Repeat everything in the material exactly.
--- Start Data for this task ---
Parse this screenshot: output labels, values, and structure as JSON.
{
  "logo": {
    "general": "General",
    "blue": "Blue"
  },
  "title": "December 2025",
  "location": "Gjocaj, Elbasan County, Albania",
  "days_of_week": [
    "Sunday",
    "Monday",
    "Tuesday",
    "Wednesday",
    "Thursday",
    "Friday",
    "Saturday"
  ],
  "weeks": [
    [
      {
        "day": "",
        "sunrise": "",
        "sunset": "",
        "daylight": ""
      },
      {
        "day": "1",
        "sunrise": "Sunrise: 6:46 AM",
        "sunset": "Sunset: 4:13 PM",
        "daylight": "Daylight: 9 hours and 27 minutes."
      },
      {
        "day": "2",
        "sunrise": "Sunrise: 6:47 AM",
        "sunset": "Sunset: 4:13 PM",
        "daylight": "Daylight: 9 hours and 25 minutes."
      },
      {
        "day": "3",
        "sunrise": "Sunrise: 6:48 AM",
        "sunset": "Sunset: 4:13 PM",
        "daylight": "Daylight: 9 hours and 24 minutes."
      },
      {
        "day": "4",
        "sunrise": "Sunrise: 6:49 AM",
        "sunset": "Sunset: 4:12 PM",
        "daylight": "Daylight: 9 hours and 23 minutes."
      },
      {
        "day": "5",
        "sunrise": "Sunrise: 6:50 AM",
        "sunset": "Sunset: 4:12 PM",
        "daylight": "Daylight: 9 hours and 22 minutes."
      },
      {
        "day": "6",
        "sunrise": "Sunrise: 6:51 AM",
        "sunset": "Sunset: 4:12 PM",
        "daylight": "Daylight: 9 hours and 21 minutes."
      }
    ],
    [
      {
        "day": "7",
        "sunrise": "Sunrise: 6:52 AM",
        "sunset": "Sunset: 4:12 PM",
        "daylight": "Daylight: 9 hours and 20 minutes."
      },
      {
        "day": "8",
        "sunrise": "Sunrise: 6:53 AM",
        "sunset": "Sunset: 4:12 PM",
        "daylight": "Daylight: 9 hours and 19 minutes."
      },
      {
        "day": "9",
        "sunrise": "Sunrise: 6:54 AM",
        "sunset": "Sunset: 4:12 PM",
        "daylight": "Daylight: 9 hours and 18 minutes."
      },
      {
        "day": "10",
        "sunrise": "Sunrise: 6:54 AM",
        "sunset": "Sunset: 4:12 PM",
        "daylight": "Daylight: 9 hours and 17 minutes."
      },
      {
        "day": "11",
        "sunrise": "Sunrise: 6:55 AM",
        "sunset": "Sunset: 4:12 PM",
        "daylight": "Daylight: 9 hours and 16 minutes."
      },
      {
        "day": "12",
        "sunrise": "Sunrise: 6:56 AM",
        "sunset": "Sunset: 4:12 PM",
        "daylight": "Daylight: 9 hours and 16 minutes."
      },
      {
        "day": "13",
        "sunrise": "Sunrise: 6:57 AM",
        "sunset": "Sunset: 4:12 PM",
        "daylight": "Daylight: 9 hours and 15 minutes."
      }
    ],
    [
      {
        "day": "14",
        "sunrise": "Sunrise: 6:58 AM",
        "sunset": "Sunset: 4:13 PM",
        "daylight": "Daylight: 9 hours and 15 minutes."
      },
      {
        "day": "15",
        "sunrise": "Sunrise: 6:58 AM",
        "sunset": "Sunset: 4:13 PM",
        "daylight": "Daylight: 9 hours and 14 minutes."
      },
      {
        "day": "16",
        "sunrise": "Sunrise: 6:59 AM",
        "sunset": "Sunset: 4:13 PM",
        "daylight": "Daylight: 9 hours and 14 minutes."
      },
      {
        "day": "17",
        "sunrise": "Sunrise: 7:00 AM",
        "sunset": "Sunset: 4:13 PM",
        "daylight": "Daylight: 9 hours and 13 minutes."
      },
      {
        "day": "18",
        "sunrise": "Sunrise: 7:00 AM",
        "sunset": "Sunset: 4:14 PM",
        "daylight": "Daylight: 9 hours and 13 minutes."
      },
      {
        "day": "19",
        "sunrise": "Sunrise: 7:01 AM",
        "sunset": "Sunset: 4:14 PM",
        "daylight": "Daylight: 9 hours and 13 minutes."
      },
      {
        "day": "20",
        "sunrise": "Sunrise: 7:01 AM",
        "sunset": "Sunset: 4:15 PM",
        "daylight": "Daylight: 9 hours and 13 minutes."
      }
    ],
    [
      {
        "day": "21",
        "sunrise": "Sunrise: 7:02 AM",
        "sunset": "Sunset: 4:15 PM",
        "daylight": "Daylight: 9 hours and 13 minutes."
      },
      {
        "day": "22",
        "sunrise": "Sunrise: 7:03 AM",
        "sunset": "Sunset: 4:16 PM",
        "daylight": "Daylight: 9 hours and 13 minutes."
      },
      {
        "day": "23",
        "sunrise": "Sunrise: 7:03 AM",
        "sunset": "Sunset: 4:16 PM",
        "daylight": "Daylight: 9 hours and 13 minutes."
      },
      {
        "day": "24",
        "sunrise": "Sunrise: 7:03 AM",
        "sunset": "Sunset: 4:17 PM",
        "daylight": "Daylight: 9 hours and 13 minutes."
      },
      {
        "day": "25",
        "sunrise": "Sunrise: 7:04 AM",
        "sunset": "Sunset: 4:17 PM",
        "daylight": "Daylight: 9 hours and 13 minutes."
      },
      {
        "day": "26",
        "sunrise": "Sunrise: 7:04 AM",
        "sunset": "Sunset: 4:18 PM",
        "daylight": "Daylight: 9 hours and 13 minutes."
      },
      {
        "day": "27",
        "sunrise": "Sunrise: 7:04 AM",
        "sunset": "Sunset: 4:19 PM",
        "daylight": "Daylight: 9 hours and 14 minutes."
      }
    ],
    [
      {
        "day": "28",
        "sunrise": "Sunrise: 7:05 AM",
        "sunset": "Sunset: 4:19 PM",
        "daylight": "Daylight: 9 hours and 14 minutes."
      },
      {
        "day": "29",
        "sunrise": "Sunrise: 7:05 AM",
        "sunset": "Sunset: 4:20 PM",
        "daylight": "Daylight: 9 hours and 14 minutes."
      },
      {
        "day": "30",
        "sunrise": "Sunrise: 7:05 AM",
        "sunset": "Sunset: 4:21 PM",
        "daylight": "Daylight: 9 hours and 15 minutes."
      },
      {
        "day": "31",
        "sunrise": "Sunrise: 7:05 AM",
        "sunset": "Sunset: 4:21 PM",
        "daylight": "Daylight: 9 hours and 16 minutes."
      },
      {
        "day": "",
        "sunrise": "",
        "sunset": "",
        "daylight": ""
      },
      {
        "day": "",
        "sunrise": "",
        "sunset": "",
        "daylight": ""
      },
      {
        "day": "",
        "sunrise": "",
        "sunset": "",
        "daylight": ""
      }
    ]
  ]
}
--- End Data for this task ---
Exercise solution:
Parse this screenshot: output labels, values, and structure as JSON.
{
  "logo": {
    "general": "General",
    "blue": "Blue"
  },
  "title": "December 2025",
  "location": "Gjocaj, Elbasan County, Albania",
  "days_of_week": [
    "Sunday",
    "Monday",
    "Tuesday",
    "Wednesday",
    "Thursday",
    "Friday",
    "Saturday"
  ],
  "weeks": [
    [
      {
        "day": "",
        "sunrise": "",
        "sunset": "",
        "daylight": ""
      },
      {
        "day": "1",
        "sunrise": "Sunrise: 6:46 AM",
        "sunset": "Sunset: 4:13 PM",
        "daylight": "Daylight: 9 hours and 27 minutes."
      },
      {
        "day": "2",
        "sunrise": "Sunrise: 6:47 AM",
        "sunset": "Sunset: 4:13 PM",
        "daylight": "Daylight: 9 hours and 25 minutes."
      },
      {
        "day": "3",
        "sunrise": "Sunrise: 6:48 AM",
        "sunset": "Sunset: 4:13 PM",
        "daylight": "Daylight: 9 hours and 24 minutes."
      },
      {
        "day": "4",
        "sunrise": "Sunrise: 6:49 AM",
        "sunset": "Sunset: 4:12 PM",
        "daylight": "Daylight: 9 hours and 23 minutes."
      },
      {
        "day": "5",
        "sunrise": "Sunrise: 6:50 AM",
        "sunset": "Sunset: 4:12 PM",
        "daylight": "Daylight: 9 hours and 22 minutes."
      },
      {
        "day": "6",
        "sunrise": "Sunrise: 6:51 AM",
        "sunset": "Sunset: 4:12 PM",
        "daylight": "Daylight: 9 hours and 21 minutes."
      }
    ],
    [
      {
        "day": "7",
        "sunrise": "Sunrise: 6:52 AM",
        "sunset": "Sunset: 4:12 PM",
        "daylight": "Daylight: 9 hours and 20 minutes."
      },
      {
        "day": "8",
        "sunrise": "Sunrise: 6:53 AM",
        "sunset": "Sunset: 4:12 PM",
        "daylight": "Daylight: 9 hours and 19 minutes."
      },
      {
        "day": "9",
        "sunrise": "Sunrise: 6:54 AM",
        "sunset": "Sunset: 4:12 PM",
        "daylight": "Daylight: 9 hours and 18 minutes."
      },
      {
        "day": "10",
        "sunrise": "Sunrise: 6:54 AM",
        "sunset": "Sunset: 4:12 PM",
        "daylight": "Daylight: 9 hours and 17 minutes."
      },
      {
        "day": "11",
        "sunrise": "Sunrise: 6:55 AM",
        "sunset": "Sunset: 4:12 PM",
        "daylight": "Daylight: 9 hours and 16 minutes."
      },
      {
        "day": "12",
        "sunrise": "Sunrise: 6:56 AM",
        "sunset": "Sunset: 4:12 PM",
        "daylight": "Daylight: 9 hours and 16 minutes."
      },
      {
        "day": "13",
        "sunrise": "Sunrise: 6:57 AM",
        "sunset": "Sunset: 4:12 PM",
        "daylight": "Daylight: 9 hours and 15 minutes."
      }
    ],
    [
      {
        "day": "14",
        "sunrise": "Sunrise: 6:58 AM",
        "sunset": "Sunset: 4:13 PM",
        "daylight": "Daylight: 9 hours and 15 minutes."
      },
      {
        "day": "15",
        "sunrise": "Sunrise: 6:58 AM",
        "sunset": "Sunset: 4:13 PM",
        "daylight": "Daylight: 9 hours and 14 minutes."
      },
      {
        "day": "16",
        "sunrise": "Sunrise: 6:59 AM",
        "sunset": "Sunset: 4:13 PM",
        "daylight": "Daylight: 9 hours and 14 minutes."
      },
      {
        "day": "17",
        "sunrise": "Sunrise: 7:00 AM",
        "sunset": "Sunset: 4:13 PM",
        "daylight": "Daylight: 9 hours and 13 minutes."
      },
      {
        "day": "18",
        "sunrise": "Sunrise: 7:00 AM",
        "sunset": "Sunset: 4:14 PM",
        "daylight": "Daylight: 9 hours and 13 minutes."
      },
      {
        "day": "19",
        "sunrise": "Sunrise: 7:01 AM",
        "sunset": "Sunset: 4:14 PM",
        "daylight": "Daylight: 9 hours and 13 minutes."
      },
      {
        "day": "20",
        "sunrise": "Sunrise: 7:01 AM",
        "sunset": "Sunset: 4:15 PM",
        "daylight": "Daylight: 9 hours and 13 minutes."
      }
    ],
    [
      {
        "day": "21",
        "sunrise": "Sunrise: 7:02 AM",
        "sunset": "Sunset: 4:15 PM",
        "daylight": "Daylight: 9 hours and 13 minutes."
      },
      {
        "day": "22",
        "sunrise": "Sunrise: 7:03 AM",
        "sunset": "Sunset: 4:16 PM",
        "daylight": "Daylight: 9 hours and 13 minutes."
      },
      {
        "day": "23",
        "sunrise": "Sunrise: 7:03 AM",
        "sunset": "Sunset: 4:16 PM",
        "daylight": "Daylight: 9 hours and 13 minutes."
      },
      {
        "day": "24",
        "sunrise": "Sunrise: 7:03 AM",
        "sunset": "Sunset: 4:17 PM",
        "daylight": "Daylight: 9 hours and 13 minutes."
      },
      {
        "day": "25",
        "sunrise": "Sunrise: 7:04 AM",
        "sunset": "Sunset: 4:17 PM",
        "daylight": "Daylight: 9 hours and 13 minutes."
      },
      {
        "day": "26",
        "sunrise": "Sunrise: 7:04 AM",
        "sunset": "Sunset: 4:18 PM",
        "daylight": "Daylight: 9 hours and 13 minutes."
      },
      {
        "day": "27",
        "sunrise": "Sunrise: 7:04 AM",
        "sunset": "Sunset: 4:19 PM",
        "daylight": "Daylight: 9 hours and 14 minutes."
      }
    ],
    [
      {
        "day": "28",
        "sunrise": "Sunrise: 7:05 AM",
        "sunset": "Sunset: 4:19 PM",
        "daylight": "Daylight: 9 hours and 14 minutes."
      },
      {
        "day": "29",
        "sunrise": "Sunrise: 7:05 AM",
        "sunset": "Sunset: 4:20 PM",
        "daylight": "Daylight: 9 hours and 14 minutes."
      },
      {
        "day": "30",
        "sunrise": "Sunrise: 7:05 AM",
        "sunset": "Sunset: 4:21 PM",
        "daylight": "Daylight: 9 hours and 15 minutes."
      },
      {
        "day": "31",
        "sunrise": "Sunrise: 7:05 AM",
        "sunset": "Sunset: 4:21 PM",
        "daylight": "Daylight: 9 hours and 16 minutes."
      },
      {
        "day": "",
        "sunrise": "",
        "sunset": "",
        "daylight": ""
      },
      {
        "day": "",
        "sunrise": "",
        "sunset": "",
        "daylight": ""
      },
      {
        "day": "",
        "sunrise": "",
        "sunset": "",
        "daylight": ""
      }
    ]
  ]
}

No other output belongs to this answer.